__OBJECTIVE__. Compute the number of lines that include the string "sull", then output that number and nothing else.

START

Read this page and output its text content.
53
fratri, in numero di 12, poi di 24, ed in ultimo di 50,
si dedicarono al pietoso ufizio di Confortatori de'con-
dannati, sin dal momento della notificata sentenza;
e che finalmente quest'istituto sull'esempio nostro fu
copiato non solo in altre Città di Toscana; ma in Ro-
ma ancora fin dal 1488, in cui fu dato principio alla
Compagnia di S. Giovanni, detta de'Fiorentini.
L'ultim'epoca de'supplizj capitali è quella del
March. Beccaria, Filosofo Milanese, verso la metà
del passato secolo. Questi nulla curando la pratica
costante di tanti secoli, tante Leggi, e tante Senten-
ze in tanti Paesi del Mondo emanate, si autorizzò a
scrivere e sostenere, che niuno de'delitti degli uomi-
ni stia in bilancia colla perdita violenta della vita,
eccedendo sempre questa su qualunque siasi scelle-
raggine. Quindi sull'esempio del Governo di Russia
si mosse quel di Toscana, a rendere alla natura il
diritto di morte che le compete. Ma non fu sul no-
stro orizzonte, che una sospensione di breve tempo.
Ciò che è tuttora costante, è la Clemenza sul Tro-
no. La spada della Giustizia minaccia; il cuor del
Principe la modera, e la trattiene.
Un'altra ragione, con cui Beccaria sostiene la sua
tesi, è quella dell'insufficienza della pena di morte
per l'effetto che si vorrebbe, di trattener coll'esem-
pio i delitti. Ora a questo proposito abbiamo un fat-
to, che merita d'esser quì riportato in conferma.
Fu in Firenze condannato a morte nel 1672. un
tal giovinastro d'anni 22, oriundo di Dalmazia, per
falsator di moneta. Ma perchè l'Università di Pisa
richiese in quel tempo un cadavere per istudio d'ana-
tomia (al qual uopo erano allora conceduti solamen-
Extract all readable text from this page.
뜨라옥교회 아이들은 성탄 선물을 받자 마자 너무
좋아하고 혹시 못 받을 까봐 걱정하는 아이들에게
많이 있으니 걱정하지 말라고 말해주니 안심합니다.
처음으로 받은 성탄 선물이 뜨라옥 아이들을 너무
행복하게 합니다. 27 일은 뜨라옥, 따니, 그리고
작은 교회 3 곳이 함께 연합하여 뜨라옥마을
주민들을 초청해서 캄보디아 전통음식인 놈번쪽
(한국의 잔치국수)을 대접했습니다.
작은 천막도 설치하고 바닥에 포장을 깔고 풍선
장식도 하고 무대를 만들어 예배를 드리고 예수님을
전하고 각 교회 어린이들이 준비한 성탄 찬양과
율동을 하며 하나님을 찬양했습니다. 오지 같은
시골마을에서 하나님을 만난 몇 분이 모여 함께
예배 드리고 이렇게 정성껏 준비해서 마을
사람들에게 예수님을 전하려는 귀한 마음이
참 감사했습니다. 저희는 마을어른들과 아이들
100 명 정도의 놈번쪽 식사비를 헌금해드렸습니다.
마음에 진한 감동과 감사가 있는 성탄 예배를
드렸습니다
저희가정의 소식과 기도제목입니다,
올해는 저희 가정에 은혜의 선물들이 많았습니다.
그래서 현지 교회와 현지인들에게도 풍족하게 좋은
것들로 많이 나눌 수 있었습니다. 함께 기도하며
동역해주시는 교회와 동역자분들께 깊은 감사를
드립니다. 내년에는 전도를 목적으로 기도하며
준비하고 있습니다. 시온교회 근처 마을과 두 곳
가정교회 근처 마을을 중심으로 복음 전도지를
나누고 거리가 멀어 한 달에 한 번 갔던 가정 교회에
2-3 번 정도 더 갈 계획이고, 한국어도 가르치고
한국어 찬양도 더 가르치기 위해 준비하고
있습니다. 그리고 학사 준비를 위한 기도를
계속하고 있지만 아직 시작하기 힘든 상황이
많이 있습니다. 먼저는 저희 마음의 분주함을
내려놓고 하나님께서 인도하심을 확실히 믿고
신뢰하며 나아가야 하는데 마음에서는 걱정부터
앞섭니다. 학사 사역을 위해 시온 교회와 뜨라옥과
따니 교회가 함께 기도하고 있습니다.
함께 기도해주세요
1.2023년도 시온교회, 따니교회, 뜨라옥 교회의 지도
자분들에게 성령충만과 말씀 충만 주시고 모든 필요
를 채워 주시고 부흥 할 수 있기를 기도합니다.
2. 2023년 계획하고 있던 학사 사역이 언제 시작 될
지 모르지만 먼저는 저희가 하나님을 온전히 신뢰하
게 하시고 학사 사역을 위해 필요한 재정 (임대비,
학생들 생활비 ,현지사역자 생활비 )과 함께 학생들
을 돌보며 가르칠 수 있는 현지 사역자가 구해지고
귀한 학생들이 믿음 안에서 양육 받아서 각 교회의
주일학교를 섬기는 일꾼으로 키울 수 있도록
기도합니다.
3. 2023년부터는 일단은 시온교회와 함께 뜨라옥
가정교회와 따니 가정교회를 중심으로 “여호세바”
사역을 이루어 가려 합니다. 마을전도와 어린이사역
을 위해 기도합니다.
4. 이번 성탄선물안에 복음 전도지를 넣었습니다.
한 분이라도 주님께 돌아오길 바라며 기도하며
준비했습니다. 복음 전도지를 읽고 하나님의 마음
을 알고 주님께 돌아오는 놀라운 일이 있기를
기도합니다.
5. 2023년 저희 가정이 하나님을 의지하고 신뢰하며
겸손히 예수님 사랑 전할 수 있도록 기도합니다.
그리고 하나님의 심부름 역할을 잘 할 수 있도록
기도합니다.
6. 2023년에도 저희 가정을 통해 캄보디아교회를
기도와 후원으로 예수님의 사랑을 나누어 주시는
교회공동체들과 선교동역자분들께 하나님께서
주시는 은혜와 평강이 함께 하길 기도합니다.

END

__RESULT OF THIS TASK__. 2